▸ **What you will do**: Transcribe the records below exactly as they appear.

(Figure record listings)

•••

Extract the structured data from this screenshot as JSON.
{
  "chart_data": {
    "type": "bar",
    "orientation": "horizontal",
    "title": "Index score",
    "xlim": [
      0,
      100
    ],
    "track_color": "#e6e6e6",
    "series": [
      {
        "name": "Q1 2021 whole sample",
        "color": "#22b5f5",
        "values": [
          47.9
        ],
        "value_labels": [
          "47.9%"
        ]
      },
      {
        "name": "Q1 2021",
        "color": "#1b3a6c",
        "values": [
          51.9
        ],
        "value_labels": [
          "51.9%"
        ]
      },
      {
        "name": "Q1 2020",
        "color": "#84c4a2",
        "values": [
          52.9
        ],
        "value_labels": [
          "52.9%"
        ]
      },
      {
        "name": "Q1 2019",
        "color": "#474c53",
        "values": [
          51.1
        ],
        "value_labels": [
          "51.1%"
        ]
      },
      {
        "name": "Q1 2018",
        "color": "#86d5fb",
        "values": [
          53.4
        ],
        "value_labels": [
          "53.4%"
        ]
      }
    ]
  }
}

•••

▸ **Answer for the task**:
Extract the structured data from this screenshot as JSON.
{
  "chart_data": {
    "type": "bar",
    "orientation": "horizontal",
    "title": "Index score",
    "xlim": [
      0,
      100
    ],
    "track_color": "#e6e6e6",
    "series": [
      {
        "name": "Q1 2021 whole sample",
        "color": "#22b5f5",
        "values": [
          47.9
        ],
        "value_labels": [
          "47.9%"
        ]
      },
      {
        "name": "Q1 2021",
        "color": "#1b3a6c",
        "values": [
          51.9
        ],
        "value_labels": [
          "51.9%"
        ]
      },
      {
        "name": "Q1 2020",
        "color": "#84c4a2",
        "values": [
          52.9
        ],
        "value_labels": [
          "52.9%"
        ]
      },
      {
        "name": "Q1 2019",
        "color": "#474c53",
        "values": [
          51.1
        ],
        "value_labels": [
          "51.1%"
        ]
      },
      {
        "name": "Q1 2018",
        "color": "#86d5fb",
        "values": [
          53.4
        ],
        "value_labels": [
          "53.4%"
        ]
      }
    ]
  }
}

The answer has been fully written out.